→ Objective: Output every line between the one containing "UI element localization: list" and the one containing "raise-hand-icon[interactable]: ✋ —", inclusive, exactly as they appear, leaving out the pictures.

→ Given entries:
┌──
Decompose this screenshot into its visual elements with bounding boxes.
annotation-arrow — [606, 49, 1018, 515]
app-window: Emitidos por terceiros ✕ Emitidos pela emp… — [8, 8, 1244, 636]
└──
┌──
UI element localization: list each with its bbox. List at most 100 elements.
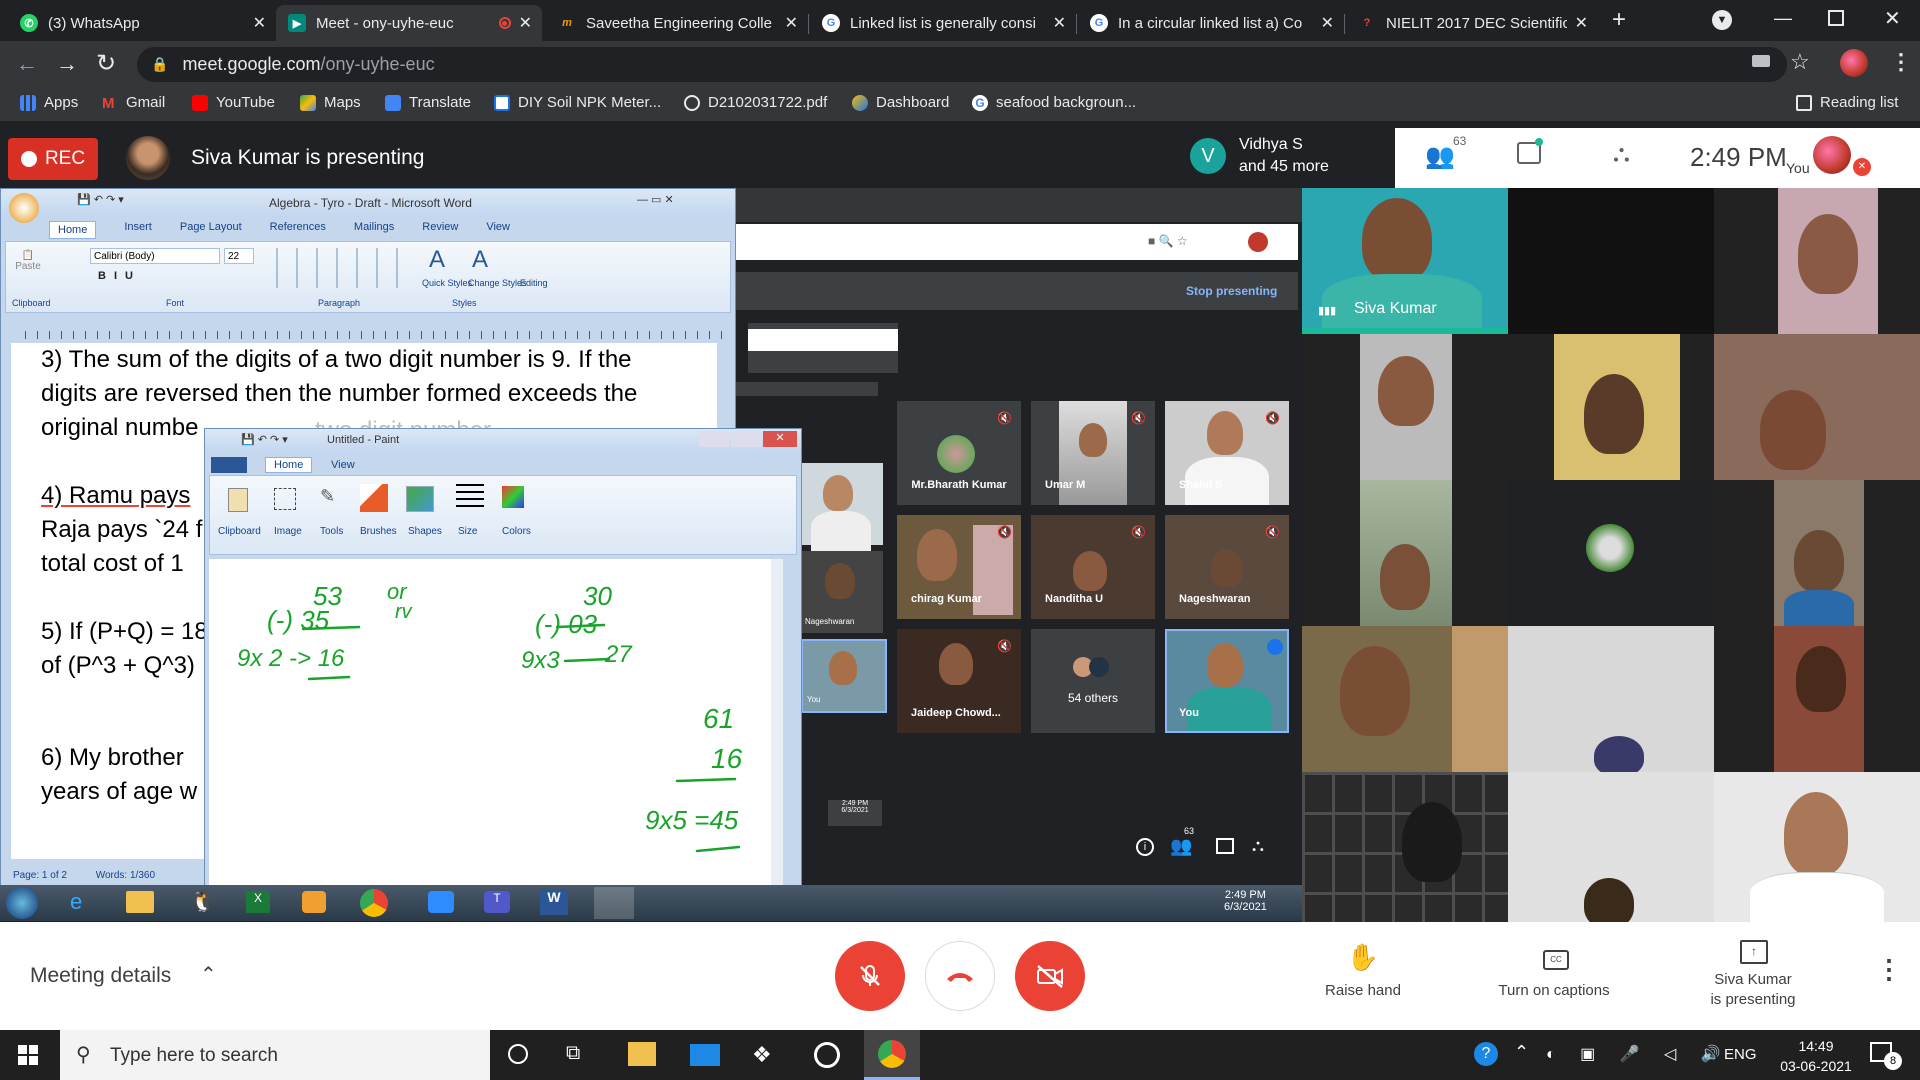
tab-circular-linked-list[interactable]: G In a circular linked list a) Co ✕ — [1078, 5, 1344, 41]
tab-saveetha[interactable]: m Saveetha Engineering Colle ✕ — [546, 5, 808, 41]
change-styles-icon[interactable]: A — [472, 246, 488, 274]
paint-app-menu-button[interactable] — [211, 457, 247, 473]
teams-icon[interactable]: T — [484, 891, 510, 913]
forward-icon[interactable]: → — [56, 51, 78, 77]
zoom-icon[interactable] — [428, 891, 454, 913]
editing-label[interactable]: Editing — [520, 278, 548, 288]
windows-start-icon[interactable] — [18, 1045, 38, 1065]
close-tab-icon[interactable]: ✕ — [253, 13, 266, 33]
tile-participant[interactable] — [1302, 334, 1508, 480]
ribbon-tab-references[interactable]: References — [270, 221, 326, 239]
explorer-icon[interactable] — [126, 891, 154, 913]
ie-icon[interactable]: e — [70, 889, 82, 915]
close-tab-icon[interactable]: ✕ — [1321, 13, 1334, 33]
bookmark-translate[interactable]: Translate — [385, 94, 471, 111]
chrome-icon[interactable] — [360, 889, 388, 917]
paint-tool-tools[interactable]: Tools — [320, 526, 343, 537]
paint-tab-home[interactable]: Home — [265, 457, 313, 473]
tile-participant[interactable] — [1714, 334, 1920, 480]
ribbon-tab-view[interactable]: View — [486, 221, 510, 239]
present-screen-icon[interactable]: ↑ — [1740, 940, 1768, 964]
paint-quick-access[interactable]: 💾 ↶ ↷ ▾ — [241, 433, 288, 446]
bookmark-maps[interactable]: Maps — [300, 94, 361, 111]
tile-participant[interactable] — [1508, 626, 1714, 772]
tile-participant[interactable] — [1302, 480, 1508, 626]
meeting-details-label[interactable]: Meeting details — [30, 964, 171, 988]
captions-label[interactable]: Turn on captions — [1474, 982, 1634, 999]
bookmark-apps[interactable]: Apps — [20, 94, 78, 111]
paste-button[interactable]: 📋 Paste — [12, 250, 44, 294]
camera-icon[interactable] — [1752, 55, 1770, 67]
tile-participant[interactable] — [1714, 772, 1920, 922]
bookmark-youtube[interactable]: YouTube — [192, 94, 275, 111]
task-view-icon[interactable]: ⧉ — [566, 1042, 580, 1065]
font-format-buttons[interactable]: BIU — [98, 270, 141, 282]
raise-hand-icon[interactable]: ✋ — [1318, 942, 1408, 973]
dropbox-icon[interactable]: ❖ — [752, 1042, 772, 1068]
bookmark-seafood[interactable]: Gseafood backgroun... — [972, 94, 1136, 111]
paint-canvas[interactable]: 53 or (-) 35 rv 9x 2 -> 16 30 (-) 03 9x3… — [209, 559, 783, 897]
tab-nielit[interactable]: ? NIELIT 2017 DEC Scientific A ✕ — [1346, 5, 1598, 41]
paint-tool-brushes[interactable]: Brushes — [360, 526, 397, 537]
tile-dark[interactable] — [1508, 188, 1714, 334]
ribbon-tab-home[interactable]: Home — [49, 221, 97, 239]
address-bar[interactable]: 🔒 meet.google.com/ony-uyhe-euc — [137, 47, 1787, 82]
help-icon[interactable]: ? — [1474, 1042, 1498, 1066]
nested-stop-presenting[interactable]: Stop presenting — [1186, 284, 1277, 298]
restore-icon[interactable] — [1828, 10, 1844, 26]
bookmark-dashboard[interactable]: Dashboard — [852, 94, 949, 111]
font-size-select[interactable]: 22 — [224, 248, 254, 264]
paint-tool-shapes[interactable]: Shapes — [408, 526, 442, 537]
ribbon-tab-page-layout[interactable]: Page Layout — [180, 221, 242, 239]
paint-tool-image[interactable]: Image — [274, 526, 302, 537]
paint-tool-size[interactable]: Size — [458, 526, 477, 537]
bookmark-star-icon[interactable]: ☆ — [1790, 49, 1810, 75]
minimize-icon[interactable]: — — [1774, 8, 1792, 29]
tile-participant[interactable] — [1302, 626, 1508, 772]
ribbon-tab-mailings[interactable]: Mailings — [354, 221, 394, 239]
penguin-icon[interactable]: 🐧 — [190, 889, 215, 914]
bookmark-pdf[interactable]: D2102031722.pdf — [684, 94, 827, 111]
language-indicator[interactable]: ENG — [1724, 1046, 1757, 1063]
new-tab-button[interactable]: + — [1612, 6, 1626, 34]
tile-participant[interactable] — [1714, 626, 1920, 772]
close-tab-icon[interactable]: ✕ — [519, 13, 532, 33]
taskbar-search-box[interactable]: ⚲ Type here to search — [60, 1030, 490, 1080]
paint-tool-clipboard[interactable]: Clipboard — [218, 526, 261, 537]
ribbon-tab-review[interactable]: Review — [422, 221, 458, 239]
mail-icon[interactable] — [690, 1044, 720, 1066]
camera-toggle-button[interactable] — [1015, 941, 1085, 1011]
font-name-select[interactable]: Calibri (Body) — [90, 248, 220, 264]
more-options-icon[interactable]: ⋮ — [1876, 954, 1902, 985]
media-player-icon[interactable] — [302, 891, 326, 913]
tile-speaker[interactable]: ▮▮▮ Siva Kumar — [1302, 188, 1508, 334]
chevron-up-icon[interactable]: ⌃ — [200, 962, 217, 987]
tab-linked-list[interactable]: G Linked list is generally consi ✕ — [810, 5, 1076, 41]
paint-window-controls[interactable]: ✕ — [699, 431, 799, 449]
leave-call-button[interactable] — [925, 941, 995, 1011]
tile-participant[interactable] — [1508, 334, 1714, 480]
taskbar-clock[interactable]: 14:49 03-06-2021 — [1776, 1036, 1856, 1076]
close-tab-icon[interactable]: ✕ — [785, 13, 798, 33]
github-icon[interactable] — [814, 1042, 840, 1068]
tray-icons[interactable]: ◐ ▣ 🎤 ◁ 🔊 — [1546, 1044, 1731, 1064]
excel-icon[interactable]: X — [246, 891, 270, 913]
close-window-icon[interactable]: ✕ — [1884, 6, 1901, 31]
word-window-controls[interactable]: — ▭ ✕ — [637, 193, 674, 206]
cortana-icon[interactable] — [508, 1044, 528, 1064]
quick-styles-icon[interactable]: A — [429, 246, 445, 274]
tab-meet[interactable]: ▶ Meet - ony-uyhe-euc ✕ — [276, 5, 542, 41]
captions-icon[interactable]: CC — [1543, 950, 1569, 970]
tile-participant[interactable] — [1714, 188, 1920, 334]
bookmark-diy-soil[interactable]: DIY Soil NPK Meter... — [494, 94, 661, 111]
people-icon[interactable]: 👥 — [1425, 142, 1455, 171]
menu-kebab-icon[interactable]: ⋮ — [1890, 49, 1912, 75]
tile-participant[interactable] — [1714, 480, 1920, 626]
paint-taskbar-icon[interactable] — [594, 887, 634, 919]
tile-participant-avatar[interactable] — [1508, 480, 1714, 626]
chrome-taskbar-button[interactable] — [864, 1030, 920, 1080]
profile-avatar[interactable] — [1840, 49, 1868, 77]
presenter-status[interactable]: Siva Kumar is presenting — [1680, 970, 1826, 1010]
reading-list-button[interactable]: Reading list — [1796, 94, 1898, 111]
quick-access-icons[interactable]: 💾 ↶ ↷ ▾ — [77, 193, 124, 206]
└──
→ Reply:
UI element localization: list each with its bbox. List at most 100 elements.
tab-circular-linked-list[interactable]: G In a circular linked list a) Co ✕ — [1078, 5, 1344, 41]
tab-saveetha[interactable]: m Saveetha Engineering Colle ✕ — [546, 5, 808, 41]
change-styles-icon[interactable]: A — [472, 246, 488, 274]
paint-app-menu-button[interactable] — [211, 457, 247, 473]
teams-icon[interactable]: T — [484, 891, 510, 913]
forward-icon[interactable]: → — [56, 51, 78, 77]
zoom-icon[interactable] — [428, 891, 454, 913]
editing-label[interactable]: Editing — [520, 278, 548, 288]
windows-start-icon[interactable] — [18, 1045, 38, 1065]
close-tab-icon[interactable]: ✕ — [253, 13, 266, 33]
tile-participant[interactable] — [1302, 334, 1508, 480]
ribbon-tab-references[interactable]: References — [270, 221, 326, 239]
explorer-icon[interactable] — [126, 891, 154, 913]
ie-icon[interactable]: e — [70, 889, 82, 915]
close-tab-icon[interactable]: ✕ — [1321, 13, 1334, 33]
bookmark-translate[interactable]: Translate — [385, 94, 471, 111]
chrome-icon[interactable] — [360, 889, 388, 917]
paint-tool-tools[interactable]: Tools — [320, 526, 343, 537]
paint-tab-home[interactable]: Home — [265, 457, 313, 473]
tile-participant[interactable] — [1714, 334, 1920, 480]
ribbon-tab-view[interactable]: View — [486, 221, 510, 239]
present-screen-icon[interactable]: ↑ — [1740, 940, 1768, 964]
paint-quick-access[interactable]: 💾 ↶ ↷ ▾ — [241, 433, 288, 446]
bookmark-maps[interactable]: Maps — [300, 94, 361, 111]
tile-participant[interactable] — [1508, 626, 1714, 772]
tile-participant[interactable] — [1302, 480, 1508, 626]
meeting-details-label[interactable]: Meeting details — [30, 964, 171, 988]
captions-label[interactable]: Turn on captions — [1474, 982, 1634, 999]
bookmark-apps[interactable]: Apps — [20, 94, 78, 111]
paste-button[interactable]: 📋 Paste — [12, 250, 44, 294]
camera-icon[interactable] — [1752, 55, 1770, 67]
tile-participant[interactable] — [1714, 772, 1920, 922]
bookmark-youtube[interactable]: YouTube — [192, 94, 275, 111]
task-view-icon[interactable]: ⧉ — [566, 1042, 580, 1065]
font-format-buttons[interactable]: BIU — [98, 270, 141, 282]
raise-hand-icon[interactable]: ✋ — [1318, 942, 1408, 973]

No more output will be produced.